Locate the lines where "Ctrl" occurs and copy them as they stand.

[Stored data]
=====

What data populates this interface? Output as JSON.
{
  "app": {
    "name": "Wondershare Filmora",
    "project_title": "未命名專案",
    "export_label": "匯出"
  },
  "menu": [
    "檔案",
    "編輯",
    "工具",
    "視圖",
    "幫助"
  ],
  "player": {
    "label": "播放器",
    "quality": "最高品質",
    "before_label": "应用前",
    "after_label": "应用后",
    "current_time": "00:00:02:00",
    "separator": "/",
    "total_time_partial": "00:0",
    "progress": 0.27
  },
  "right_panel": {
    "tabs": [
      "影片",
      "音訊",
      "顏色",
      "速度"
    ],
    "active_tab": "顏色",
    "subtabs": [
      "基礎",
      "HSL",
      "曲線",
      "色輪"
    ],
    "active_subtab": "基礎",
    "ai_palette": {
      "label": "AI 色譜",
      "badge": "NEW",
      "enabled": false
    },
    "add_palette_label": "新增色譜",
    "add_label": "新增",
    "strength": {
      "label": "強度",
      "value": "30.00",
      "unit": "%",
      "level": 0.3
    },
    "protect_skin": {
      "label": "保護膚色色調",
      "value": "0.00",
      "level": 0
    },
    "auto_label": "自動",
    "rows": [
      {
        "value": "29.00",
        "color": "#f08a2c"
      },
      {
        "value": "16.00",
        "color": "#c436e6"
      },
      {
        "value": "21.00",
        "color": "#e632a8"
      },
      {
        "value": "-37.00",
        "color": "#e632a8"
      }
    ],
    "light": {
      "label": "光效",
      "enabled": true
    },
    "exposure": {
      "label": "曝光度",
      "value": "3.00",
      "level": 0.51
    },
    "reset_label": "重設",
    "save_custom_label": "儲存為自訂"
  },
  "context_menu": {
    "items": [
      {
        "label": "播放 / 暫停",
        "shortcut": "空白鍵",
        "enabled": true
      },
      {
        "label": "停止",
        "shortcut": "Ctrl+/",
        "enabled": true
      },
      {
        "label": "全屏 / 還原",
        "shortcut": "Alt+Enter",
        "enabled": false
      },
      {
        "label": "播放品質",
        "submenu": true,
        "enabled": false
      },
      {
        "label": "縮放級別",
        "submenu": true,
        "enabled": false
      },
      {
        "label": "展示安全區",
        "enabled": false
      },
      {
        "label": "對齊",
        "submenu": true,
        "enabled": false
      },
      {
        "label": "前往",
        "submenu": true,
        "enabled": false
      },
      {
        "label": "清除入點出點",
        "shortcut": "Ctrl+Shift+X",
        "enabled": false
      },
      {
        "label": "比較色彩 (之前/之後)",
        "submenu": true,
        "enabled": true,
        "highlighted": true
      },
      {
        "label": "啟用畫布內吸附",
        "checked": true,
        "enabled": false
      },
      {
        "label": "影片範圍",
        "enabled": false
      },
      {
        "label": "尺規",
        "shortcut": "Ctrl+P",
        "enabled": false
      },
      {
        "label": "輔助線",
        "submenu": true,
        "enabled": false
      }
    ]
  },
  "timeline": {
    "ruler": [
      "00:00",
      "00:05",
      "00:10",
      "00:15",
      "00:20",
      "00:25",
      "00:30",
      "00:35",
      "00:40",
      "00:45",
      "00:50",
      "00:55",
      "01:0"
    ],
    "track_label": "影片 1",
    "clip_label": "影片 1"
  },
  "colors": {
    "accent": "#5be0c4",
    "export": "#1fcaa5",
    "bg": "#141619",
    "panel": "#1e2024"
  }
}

=====

• WRITTEN SOLUTION
        "shortcut": "Ctrl+/",
        "shortcut": "Ctrl+Shift+X",
        "shortcut": "Ctrl+P",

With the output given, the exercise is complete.